▶ _What you have to do_: Give the number of lines that contain the string "JSON", and nothing else.
**** Source data
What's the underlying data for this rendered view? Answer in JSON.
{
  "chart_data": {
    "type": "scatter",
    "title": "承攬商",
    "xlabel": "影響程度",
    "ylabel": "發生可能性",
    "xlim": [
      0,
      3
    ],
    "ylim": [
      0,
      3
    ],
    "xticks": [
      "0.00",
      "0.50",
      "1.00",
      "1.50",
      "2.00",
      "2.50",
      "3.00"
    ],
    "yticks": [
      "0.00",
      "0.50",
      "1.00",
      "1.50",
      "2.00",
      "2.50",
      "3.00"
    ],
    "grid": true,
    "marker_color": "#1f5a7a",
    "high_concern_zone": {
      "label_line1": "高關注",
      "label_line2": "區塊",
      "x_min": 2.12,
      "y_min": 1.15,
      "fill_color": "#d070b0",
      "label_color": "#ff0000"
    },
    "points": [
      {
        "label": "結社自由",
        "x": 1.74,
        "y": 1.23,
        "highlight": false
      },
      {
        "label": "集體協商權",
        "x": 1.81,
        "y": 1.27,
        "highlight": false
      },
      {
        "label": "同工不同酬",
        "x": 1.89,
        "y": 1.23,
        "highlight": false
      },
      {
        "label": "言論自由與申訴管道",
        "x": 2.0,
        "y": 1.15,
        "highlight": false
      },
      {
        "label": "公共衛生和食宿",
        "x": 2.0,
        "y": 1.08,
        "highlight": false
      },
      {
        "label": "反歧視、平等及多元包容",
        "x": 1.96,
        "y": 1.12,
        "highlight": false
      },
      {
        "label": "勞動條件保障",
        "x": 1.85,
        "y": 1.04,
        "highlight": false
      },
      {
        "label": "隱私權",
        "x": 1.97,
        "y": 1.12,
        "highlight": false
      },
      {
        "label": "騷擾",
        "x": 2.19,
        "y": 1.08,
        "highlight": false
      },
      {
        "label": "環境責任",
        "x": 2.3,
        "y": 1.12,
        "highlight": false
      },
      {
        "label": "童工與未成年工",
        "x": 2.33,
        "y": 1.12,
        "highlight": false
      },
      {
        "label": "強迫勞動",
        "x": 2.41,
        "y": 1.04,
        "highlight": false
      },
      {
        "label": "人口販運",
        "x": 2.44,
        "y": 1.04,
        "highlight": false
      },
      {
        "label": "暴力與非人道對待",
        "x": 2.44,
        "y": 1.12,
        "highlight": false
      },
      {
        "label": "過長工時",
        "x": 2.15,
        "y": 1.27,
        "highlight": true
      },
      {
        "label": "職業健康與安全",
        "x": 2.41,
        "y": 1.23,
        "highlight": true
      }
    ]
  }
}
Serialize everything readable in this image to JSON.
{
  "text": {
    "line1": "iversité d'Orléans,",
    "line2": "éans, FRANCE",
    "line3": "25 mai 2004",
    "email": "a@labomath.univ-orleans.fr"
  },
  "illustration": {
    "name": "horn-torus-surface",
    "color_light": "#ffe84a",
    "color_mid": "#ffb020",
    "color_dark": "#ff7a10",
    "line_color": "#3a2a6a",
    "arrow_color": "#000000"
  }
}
********
▶ _Solution for this exercise_: 2